Records about charts and figures
————————

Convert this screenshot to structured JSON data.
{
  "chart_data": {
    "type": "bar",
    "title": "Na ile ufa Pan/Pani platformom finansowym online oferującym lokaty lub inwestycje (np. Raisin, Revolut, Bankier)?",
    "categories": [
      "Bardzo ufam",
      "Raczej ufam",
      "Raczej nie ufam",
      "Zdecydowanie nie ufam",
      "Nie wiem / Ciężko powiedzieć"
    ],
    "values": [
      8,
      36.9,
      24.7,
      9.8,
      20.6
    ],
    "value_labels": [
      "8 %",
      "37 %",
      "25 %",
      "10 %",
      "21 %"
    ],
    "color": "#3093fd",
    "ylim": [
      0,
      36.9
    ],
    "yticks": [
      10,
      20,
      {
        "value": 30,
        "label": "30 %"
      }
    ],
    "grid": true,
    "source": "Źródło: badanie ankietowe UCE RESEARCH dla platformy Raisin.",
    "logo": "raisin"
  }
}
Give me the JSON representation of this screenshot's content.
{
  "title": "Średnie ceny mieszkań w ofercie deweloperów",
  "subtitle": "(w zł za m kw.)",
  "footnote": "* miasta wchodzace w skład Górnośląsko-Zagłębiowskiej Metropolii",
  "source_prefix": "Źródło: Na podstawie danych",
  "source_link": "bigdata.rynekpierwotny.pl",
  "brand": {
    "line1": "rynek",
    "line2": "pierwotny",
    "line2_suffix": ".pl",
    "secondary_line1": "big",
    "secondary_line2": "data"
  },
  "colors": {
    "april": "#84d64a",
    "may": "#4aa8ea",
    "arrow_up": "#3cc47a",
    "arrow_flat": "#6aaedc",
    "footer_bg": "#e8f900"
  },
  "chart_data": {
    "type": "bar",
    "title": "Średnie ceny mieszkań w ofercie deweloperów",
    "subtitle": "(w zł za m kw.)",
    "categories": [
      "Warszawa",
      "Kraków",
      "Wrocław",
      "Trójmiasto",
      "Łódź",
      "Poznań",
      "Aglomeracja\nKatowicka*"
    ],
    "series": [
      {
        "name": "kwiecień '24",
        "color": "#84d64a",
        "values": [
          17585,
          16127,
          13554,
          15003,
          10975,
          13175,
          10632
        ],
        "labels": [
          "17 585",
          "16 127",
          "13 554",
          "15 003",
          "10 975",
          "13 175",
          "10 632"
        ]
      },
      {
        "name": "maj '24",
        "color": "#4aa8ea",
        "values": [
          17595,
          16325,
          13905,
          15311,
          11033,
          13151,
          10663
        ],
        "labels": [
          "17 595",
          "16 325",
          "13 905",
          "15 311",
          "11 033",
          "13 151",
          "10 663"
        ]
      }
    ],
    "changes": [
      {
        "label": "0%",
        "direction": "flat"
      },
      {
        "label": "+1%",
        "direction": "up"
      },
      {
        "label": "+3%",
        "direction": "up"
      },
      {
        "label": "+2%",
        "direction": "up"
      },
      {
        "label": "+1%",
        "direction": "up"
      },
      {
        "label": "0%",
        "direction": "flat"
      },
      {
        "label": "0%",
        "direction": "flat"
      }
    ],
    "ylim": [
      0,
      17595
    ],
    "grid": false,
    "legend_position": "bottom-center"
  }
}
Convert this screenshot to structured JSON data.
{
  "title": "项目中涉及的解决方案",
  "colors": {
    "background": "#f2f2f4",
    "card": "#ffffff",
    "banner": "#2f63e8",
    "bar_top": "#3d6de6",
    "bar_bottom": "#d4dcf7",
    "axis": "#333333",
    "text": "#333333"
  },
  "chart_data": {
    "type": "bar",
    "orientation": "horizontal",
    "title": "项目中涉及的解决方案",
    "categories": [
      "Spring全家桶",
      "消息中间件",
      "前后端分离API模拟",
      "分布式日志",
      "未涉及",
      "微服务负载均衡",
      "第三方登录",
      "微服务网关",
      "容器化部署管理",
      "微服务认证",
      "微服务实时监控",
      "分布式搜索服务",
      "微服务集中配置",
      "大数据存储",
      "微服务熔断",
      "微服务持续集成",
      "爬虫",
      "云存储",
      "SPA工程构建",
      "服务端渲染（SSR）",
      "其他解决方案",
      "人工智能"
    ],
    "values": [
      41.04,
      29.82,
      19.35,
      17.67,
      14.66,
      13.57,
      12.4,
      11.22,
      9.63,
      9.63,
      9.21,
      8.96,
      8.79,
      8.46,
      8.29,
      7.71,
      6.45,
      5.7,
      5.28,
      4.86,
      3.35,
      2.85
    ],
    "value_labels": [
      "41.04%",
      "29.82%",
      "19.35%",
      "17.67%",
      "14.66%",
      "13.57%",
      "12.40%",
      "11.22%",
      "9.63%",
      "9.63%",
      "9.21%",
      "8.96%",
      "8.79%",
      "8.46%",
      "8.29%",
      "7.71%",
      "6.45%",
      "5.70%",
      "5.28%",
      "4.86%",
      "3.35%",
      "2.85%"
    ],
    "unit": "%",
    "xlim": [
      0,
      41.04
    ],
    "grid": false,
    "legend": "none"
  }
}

————————

#### Exercise objective
Pull out all lines in the data above that include "Źródło".

#### Written response
    "source": "Źródło: badanie ankietowe UCE RESEARCH dla platformy Raisin.",
  "source_prefix": "Źródło: Na podstawie danych",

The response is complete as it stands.